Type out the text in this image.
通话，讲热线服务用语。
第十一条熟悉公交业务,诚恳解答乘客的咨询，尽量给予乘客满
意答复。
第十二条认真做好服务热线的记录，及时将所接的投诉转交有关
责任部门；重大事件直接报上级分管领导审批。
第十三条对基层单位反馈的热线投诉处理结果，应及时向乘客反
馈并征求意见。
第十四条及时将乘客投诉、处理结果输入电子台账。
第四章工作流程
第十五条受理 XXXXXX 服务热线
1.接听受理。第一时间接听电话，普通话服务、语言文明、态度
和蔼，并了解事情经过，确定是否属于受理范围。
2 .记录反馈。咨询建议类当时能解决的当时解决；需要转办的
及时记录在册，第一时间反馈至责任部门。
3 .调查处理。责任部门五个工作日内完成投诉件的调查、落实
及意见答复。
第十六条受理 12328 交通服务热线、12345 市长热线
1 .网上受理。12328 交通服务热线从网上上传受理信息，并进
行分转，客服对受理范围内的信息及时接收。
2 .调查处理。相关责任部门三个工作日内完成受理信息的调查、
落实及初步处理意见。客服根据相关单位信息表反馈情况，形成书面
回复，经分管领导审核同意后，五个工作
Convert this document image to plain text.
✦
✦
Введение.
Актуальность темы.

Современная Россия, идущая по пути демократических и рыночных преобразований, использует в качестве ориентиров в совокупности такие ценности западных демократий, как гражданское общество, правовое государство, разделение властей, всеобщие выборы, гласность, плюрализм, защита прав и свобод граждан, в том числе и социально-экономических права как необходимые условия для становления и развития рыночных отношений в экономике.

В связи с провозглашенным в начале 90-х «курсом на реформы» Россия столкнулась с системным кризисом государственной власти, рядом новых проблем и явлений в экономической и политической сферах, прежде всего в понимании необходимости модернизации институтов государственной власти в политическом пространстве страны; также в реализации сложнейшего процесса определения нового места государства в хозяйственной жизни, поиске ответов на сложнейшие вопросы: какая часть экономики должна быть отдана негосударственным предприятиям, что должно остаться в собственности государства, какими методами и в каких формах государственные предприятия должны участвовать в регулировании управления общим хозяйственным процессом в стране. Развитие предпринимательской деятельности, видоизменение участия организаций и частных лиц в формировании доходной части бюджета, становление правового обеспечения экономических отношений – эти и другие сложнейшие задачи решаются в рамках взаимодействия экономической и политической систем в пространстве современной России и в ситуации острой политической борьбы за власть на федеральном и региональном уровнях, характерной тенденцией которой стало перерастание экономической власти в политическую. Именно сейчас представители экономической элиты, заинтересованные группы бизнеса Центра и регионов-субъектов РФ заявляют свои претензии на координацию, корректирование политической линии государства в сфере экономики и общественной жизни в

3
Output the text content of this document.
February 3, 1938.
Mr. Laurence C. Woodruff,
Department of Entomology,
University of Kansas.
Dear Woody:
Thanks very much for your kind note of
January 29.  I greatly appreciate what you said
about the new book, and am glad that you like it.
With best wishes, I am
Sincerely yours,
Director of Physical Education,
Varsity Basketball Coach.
******
→ What to produce:
Only those lines running from the one containing "Output the text content of this document." through the last line of the data above are to be copied, exactly, with both ends included.

→ Expected answer:
Output the text content of this document.
February 3, 1938.
Mr. Laurence C. Woodruff,
Department of Entomology,
University of Kansas.
Dear Woody:
Thanks very much for your kind note of
January 29.  I greatly appreciate what you said
about the new book, and am glad that you like it.
With best wishes, I am
Sincerely yours,
Director of Physical Education,
Varsity Basketball Coach.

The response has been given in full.